_Problem requirements_:
Reproduce the full listing below unchanged, apart from the pictures.

(Data records)
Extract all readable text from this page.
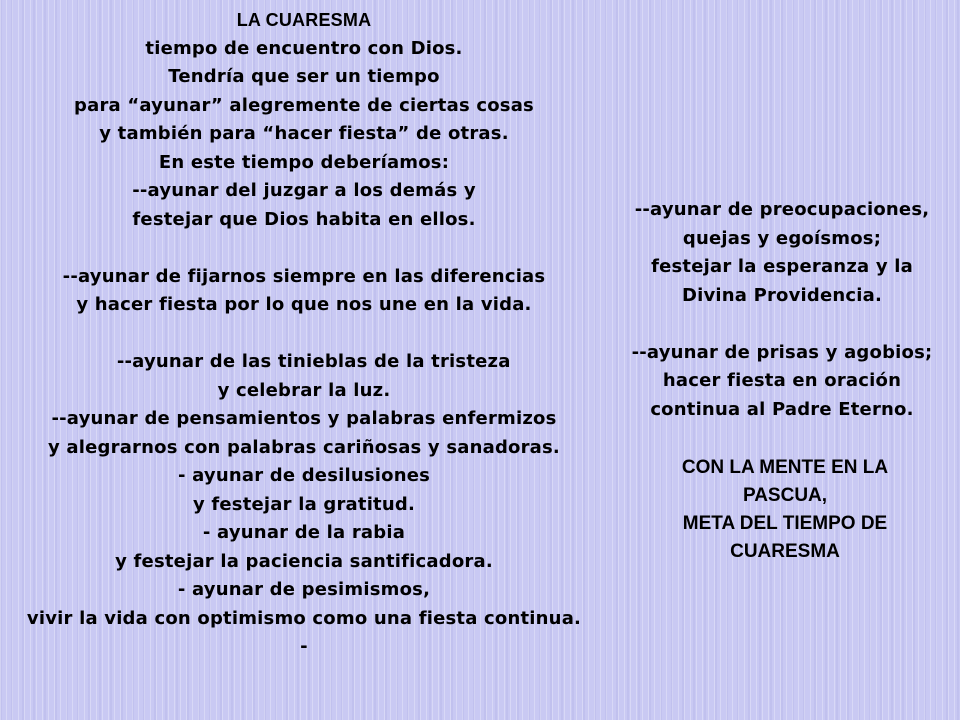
LA CUARESMA
tiempo de encuentro con Dios.
Tendría que ser un tiempo
para “ayunar” alegremente de ciertas cosas
y también para “hacer fiesta” de otras.
En este tiempo deberíamos:
--ayunar del juzgar a los demás y
festejar que Dios habita en ellos.
--ayunar de fijarnos siempre en las diferencias
y hacer fiesta por lo que nos une en la vida.
--ayunar de las tinieblas de la tristeza
y celebrar la luz.
--ayunar de pensamientos y palabras enfermizos
y alegrarnos con palabras cariñosas y sanadoras.
- ayunar de desilusiones
y festejar la gratitud.
- ayunar de la rabia
y festejar la paciencia santificadora.
- ayunar de pesimismos,
vivir la vida con optimismo como una fiesta continua.
-
--ayunar de preocupaciones,
quejas y egoísmos;
festejar la esperanza y la
Divina Providencia.
--ayunar de prisas y agobios;
hacer fiesta en oración
continua al Padre Eterno.
CON LA MENTE EN LA
PASCUA,
META DEL TIEMPO DE
CUARESMA
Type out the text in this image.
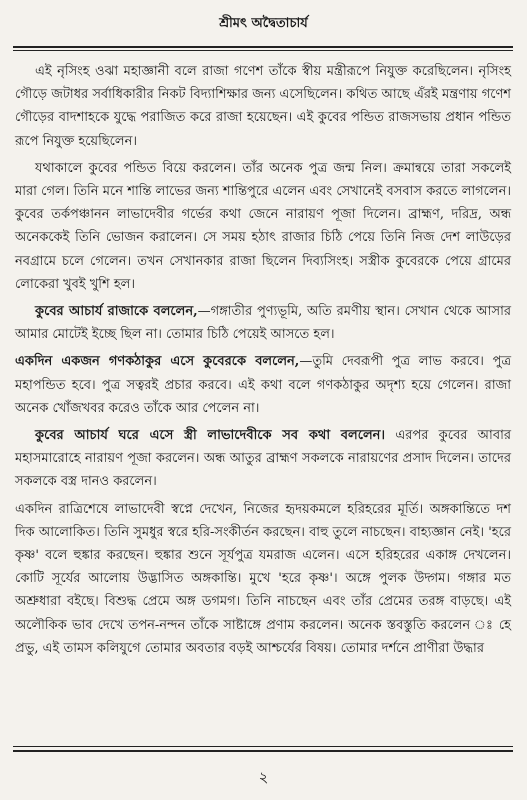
শ্রীমৎ অদ্বৈতাচার্য

এই নৃসিংহ ওঝা মহাজ্ঞানী বলে রাজা গণেশ তাঁকে স্বীয় মন্ত্রীরূপে নিযুক্ত করেছিলেন। নৃসিংহ গৌড়ে জটাধর সর্বাধিকারীর নিকট বিদ্যাশিক্ষার জন্য এসেছিলেন। কথিত আছে এঁরই মন্ত্রণায় গণেশ গৌড়ের বাদশাহকে যুদ্ধে পরাজিত করে রাজা হয়েছেন। এই কুবের পন্ডিত রাজসভায় প্রধান পন্ডিত রূপে নিযুক্ত হয়েছিলেন।

যথাকালে কুবের পন্ডিত বিয়ে করলেন। তাঁর অনেক পুত্র জন্ম নিল। ক্রমান্বয়ে তারা সকলেই মারা গেল। তিনি মনে শান্তি লাভের জন্য শান্তিপুরে এলেন এবং সেখানেই বসবাস করতে লাগলেন। কুবের তর্কপঞ্চানন লাভাদেবীর গর্ভের কথা জেনে নারায়ণ পূজা দিলেন। ব্রাহ্মণ, দরিদ্র, অন্ধ অনেককেই তিনি ভোজন করালেন। সে সময় হঠাৎ রাজার চিঠি পেয়ে তিনি নিজ দেশ লাউড়ের নবগ্রামে চলে গেলেন। তখন সেখানকার রাজা ছিলেন দিব্যসিংহ। সস্ত্রীক কুবেরকে পেয়ে গ্রামের লোকেরা খুবই খুশি হল।

কুবের আচার্য রাজাকে বললেন,—গঙ্গাতীর পুণ্যভূমি, অতি রমণীয় স্থান। সেখান থেকে আসার আমার মোটেই ইচ্ছে ছিল না। তোমার চিঠি পেয়েই আসতে হল।

একদিন একজন গণকঠাকুর এসে কুবেরকে বললেন,—তুমি দেবরূপী পুত্র লাভ করবে। পুত্র মহাপন্ডিত হবে। পুত্র সত্বরই প্রচার করবে। এই কথা বলে গণকঠাকুর অদৃশ্য হয়ে গেলেন। রাজা অনেক খোঁজখবর করেও তাঁকে আর পেলেন না।

কুবের আচার্য ঘরে এসে স্ত্রী লাভাদেবীকে সব কথা বললেন। এরপর কুবের আবার মহাসমারোহে নারায়ণ পূজা করলেন। অন্ধ আতুর ব্রাহ্মণ সকলকে নারায়ণের প্রসাদ দিলেন। তাদের সকলকে বস্ত্র দানও করলেন।

একদিন রাত্রিশেষে লাভাদেবী স্বপ্নে দেখেন, নিজের হৃদয়কমলে হরিহরের মূর্তি। অঙ্গকান্তিতে দশ দিক আলোকিত। তিনি সুমধুর স্বরে হরি-সংকীর্তন করছেন। বাহু তুলে নাচছেন। বাহ্যজ্ঞান নেই। 'হরে কৃষ্ণ' বলে হুঙ্কার করছেন। হুঙ্কার শুনে সূর্যপুত্র যমরাজ এলেন। এসে হরিহরের একাঙ্গ দেখলেন। কোটি সূর্যের আলোয় উদ্ভাসিত অঙ্গকান্তি। মুখে 'হরে কৃষ্ণ'। অঙ্গে পুলক উদ্গম। গঙ্গার মত অশ্রুধারা বইছে। বিশুদ্ধ প্রেমে অঙ্গ ডগমগ। তিনি নাচছেন এবং তাঁর প্রেমের তরঙ্গ বাড়ছে। এই অলৌকিক ভাব দেখে তপন-নন্দন তাঁকে সাষ্টাঙ্গে প্রণাম করলেন। অনেক স্তবস্তুতি করলেন ঃ হে প্রভু, এই তামস কলিযুগে তোমার অবতার বড়ই আশ্চর্যের বিষয়। তোমার দর্শনে প্রাণীরা উদ্ধার

২
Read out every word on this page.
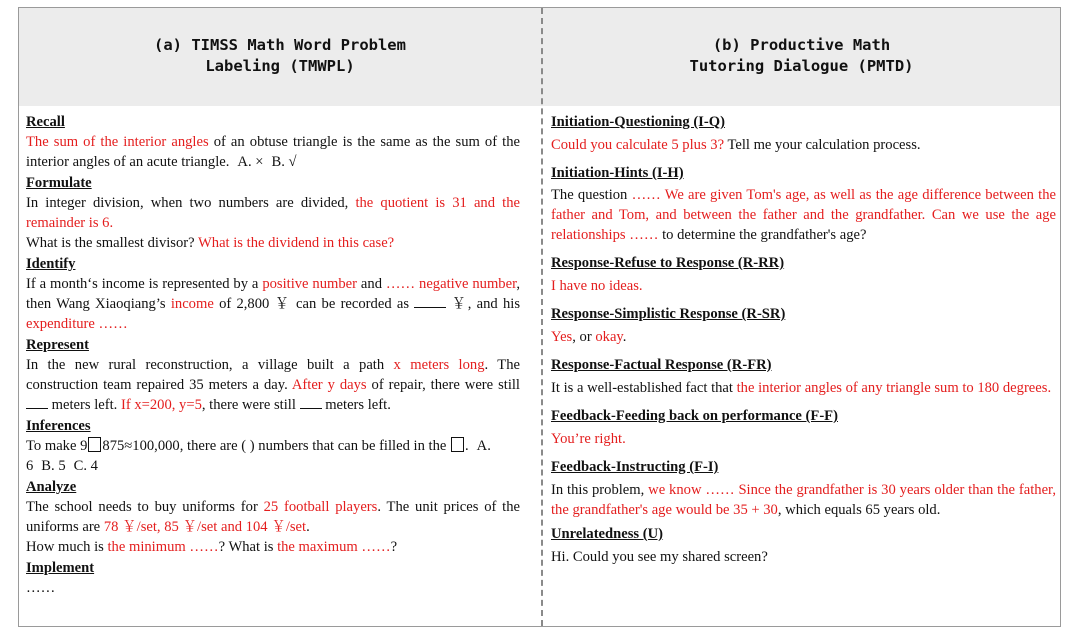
(a) TIMSS Math Word Problem
Labeling (TMWPL)
(b) Productive Math
Tutoring Dialogue (PMTD)
Recall
The sum of the interior angles of an obtuse triangle is the same as the sum of the interior angles of an acute triangle. A. × B. √
Formulate
In integer division, when two numbers are divided, the quotient is 31 and the remainder is 6.
What is the smallest divisor? What is the dividend in this case?
Identify
If a month‘s income is represented by a positive number and …… negative number, then Wang Xiaoqiang’s income of 2,800 ￥ can be recorded as  ￥, and his expenditure ……
Represent
In the new rural reconstruction, a village built a path x meters long. The construction team repaired 35 meters a day. After y days of repair, there were still  meters left. If x=200, y=5, there were still  meters left.
Inferences
To make 9 875≈100,000, there are ( ) numbers that can be filled in the . A. 6 B. 5 C. 4
Analyze
The school needs to buy uniforms for 25 football players. The unit prices of the uniforms are 78 ￥/set, 85 ￥/set and 104 ￥/set.
How much is the minimum ……? What is the maximum ……?
Implement
……
Initiation-Questioning (I-Q)
Could you calculate 5 plus 3? Tell me your calculation process.
Initiation-Hints (I-H)
The question …… We are given Tom's age, as well as the age difference between the father and Tom, and between the father and the grandfather. Can we use the age relationships …… to determine the grandfather's age?
Response-Refuse to Response (R-RR)
I have no ideas.
Response-Simplistic Response (R-SR)
Yes, or okay.
Response-Factual Response (R-FR)
It is a well-established fact that the interior angles of any triangle sum to 180 degrees.
Feedback-Feeding back on performance (F-F)
You’re right.
Feedback-Instructing (F-I)
In this problem, we know …… Since the grandfather is 30 years older than the father, the grandfather's age would be 35 + 30, which equals 65 years old.
Unrelatedness (U)
Hi. Could you see my shared screen?
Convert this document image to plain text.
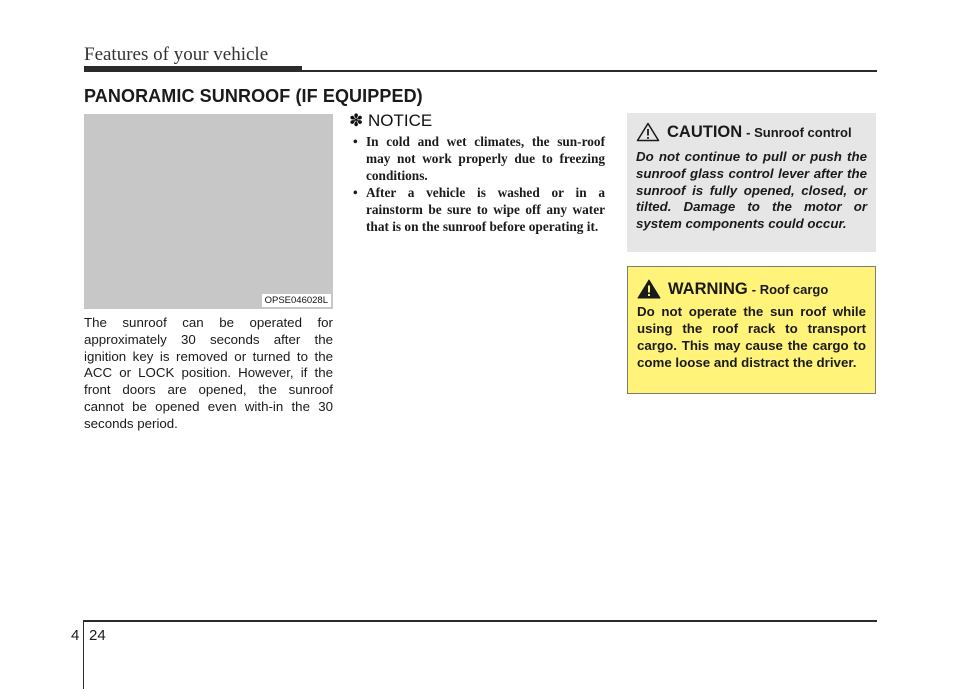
Features of your vehicle
PANORAMIC SUNROOF (IF EQUIPPED)
OPSE046028L

The sunroof can be operated for approximately 30 seconds after the ignition key is removed or turned to the ACC or LOCK position. However, if the front doors are opened, the sunroof cannot be opened even with-in the 30 seconds period.

✽ NOTICE
• In cold and wet climates, the sun-roof may not work properly due to freezing conditions.
• After a vehicle is washed or in a rainstorm be sure to wipe off any water that is on the sunroof before operating it.
CAUTION - Sunroof control

Do not continue to pull or push the sunroof glass control lever after the sunroof is fully opened, closed, or tilted. Damage to the motor or system components could occur.

WARNING - Roof cargo

Do not operate the sun roof while using the roof rack to transport cargo. This may cause the cargo to come loose and distract the driver.

4 24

_Response below_:
Extract all readable text from this page.
LA CUARESMA
tiempo de encuentro con Dios.
Tendría que ser un tiempo
para “ayunar” alegremente de ciertas cosas
y también para “hacer fiesta” de otras.
En este tiempo deberíamos:
--ayunar del juzgar a los demás y
festejar que Dios habita en ellos.
--ayunar de fijarnos siempre en las diferencias
y hacer fiesta por lo que nos une en la vida.
--ayunar de las tinieblas de la tristeza
y celebrar la luz.
--ayunar de pensamientos y palabras enfermizos
y alegrarnos con palabras cariñosas y sanadoras.
- ayunar de desilusiones
y festejar la gratitud.
- ayunar de la rabia
y festejar la paciencia santificadora.
- ayunar de pesimismos,
vivir la vida con optimismo como una fiesta continua.
-
--ayunar de preocupaciones,
quejas y egoísmos;
festejar la esperanza y la
Divina Providencia.
--ayunar de prisas y agobios;
hacer fiesta en oración
continua al Padre Eterno.
CON LA MENTE EN LA
PASCUA,
META DEL TIEMPO DE
CUARESMA
Type out the text in this image.
শ্রীমৎ অদ্বৈতাচার্য

এই নৃসিংহ ওঝা মহাজ্ঞানী বলে রাজা গণেশ তাঁকে স্বীয় মন্ত্রীরূপে নিযুক্ত করেছিলেন। নৃসিংহ গৌড়ে জটাধর সর্বাধিকারীর নিকট বিদ্যাশিক্ষার জন্য এসেছিলেন। কথিত আছে এঁরই মন্ত্রণায় গণেশ গৌড়ের বাদশাহকে যুদ্ধে পরাজিত করে রাজা হয়েছেন। এই কুবের পন্ডিত রাজসভায় প্রধান পন্ডিত রূপে নিযুক্ত হয়েছিলেন।

যথাকালে কুবের পন্ডিত বিয়ে করলেন। তাঁর অনেক পুত্র জন্ম নিল। ক্রমান্বয়ে তারা সকলেই মারা গেল। তিনি মনে শান্তি লাভের জন্য শান্তিপুরে এলেন এবং সেখানেই বসবাস করতে লাগলেন। কুবের তর্কপঞ্চানন লাভাদেবীর গর্ভের কথা জেনে নারায়ণ পূজা দিলেন। ব্রাহ্মণ, দরিদ্র, অন্ধ অনেককেই তিনি ভোজন করালেন। সে সময় হঠাৎ রাজার চিঠি পেয়ে তিনি নিজ দেশ লাউড়ের নবগ্রামে চলে গেলেন। তখন সেখানকার রাজা ছিলেন দিব্যসিংহ। সস্ত্রীক কুবেরকে পেয়ে গ্রামের লোকেরা খুবই খুশি হল।

কুবের আচার্য রাজাকে বললেন,—গঙ্গাতীর পুণ্যভূমি, অতি রমণীয় স্থান। সেখান থেকে আসার আমার মোটেই ইচ্ছে ছিল না। তোমার চিঠি পেয়েই আসতে হল।

একদিন একজন গণকঠাকুর এসে কুবেরকে বললেন,—তুমি দেবরূপী পুত্র লাভ করবে। পুত্র মহাপন্ডিত হবে। পুত্র সত্বরই প্রচার করবে। এই কথা বলে গণকঠাকুর অদৃশ্য হয়ে গেলেন। রাজা অনেক খোঁজখবর করেও তাঁকে আর পেলেন না।

কুবের আচার্য ঘরে এসে স্ত্রী লাভাদেবীকে সব কথা বললেন। এরপর কুবের আবার মহাসমারোহে নারায়ণ পূজা করলেন। অন্ধ আতুর ব্রাহ্মণ সকলকে নারায়ণের প্রসাদ দিলেন। তাদের সকলকে বস্ত্র দানও করলেন।

একদিন রাত্রিশেষে লাভাদেবী স্বপ্নে দেখেন, নিজের হৃদয়কমলে হরিহরের মূর্তি। অঙ্গকান্তিতে দশ দিক আলোকিত। তিনি সুমধুর স্বরে হরি-সংকীর্তন করছেন। বাহু তুলে নাচছেন। বাহ্যজ্ঞান নেই। 'হরে কৃষ্ণ' বলে হুঙ্কার করছেন। হুঙ্কার শুনে সূর্যপুত্র যমরাজ এলেন। এসে হরিহরের একাঙ্গ দেখলেন। কোটি সূর্যের আলোয় উদ্ভাসিত অঙ্গকান্তি। মুখে 'হরে কৃষ্ণ'। অঙ্গে পুলক উদ্গম। গঙ্গার মত অশ্রুধারা বইছে। বিশুদ্ধ প্রেমে অঙ্গ ডগমগ। তিনি নাচছেন এবং তাঁর প্রেমের তরঙ্গ বাড়ছে। এই অলৌকিক ভাব দেখে তপন-নন্দন তাঁকে সাষ্টাঙ্গে প্রণাম করলেন। অনেক স্তবস্তুতি করলেন ঃ হে প্রভু, এই তামস কলিযুগে তোমার অবতার বড়ই আশ্চর্যের বিষয়। তোমার দর্শনে প্রাণীরা উদ্ধার

২
Read out every word on this page.
(a) TIMSS Math Word Problem
Labeling (TMWPL)
(b) Productive Math
Tutoring Dialogue (PMTD)
Recall
The sum of the interior angles of an obtuse triangle is the same as the sum of the interior angles of an acute triangle. A. × B. √
Formulate
In integer division, when two numbers are divided, the quotient is 31 and the remainder is 6.
What is the smallest divisor? What is the dividend in this case?
Identify
If a month‘s income is represented by a positive number and …… negative number, then Wang Xiaoqiang’s income of 2,800 ￥ can be recorded as  ￥, and his expenditure ……
Represent
In the new rural reconstruction, a village built a path x meters long. The construction team repaired 35 meters a day. After y days of repair, there were still  meters left. If x=200, y=5, there were still  meters left.
Inferences
To make 9 875≈100,000, there are ( ) numbers that can be filled in the . A. 6 B. 5 C. 4
Analyze
The school needs to buy uniforms for 25 football players. The unit prices of the uniforms are 78 ￥/set, 85 ￥/set and 104 ￥/set.
How much is the minimum ……? What is the maximum ……?
Implement
……
Initiation-Questioning (I-Q)
Could you calculate 5 plus 3? Tell me your calculation process.
Initiation-Hints (I-H)
The question …… We are given Tom's age, as well as the age difference between the father and Tom, and between the father and the grandfather. Can we use the age relationships …… to determine the grandfather's age?
Response-Refuse to Response (R-RR)
I have no ideas.
Response-Simplistic Response (R-SR)
Yes, or okay.
Response-Factual Response (R-FR)
It is a well-established fact that the interior angles of any triangle sum to 180 degrees.
Feedback-Feeding back on performance (F-F)
You’re right.
Feedback-Instructing (F-I)
In this problem, we know …… Since the grandfather is 30 years older than the father, the grandfather's age would be 35 + 30, which equals 65 years old.
Unrelatedness (U)
Hi. Could you see my shared screen?
Convert this document image to plain text.
Features of your vehicle
PANORAMIC SUNROOF (IF EQUIPPED)
OPSE046028L

The sunroof can be operated for approximately 30 seconds after the ignition key is removed or turned to the ACC or LOCK position. However, if the front doors are opened, the sunroof cannot be opened even with-in the 30 seconds period.

✽ NOTICE
• In cold and wet climates, the sun-roof may not work properly due to freezing conditions.
• After a vehicle is washed or in a rainstorm be sure to wipe off any water that is on the sunroof before operating it.
CAUTION - Sunroof control

Do not continue to pull or push the sunroof glass control lever after the sunroof is fully opened, closed, or tilted. Damage to the motor or system components could occur.

WARNING - Roof cargo

Do not operate the sun roof while using the roof rack to transport cargo. This may cause the cargo to come loose and distract the driver.

4 24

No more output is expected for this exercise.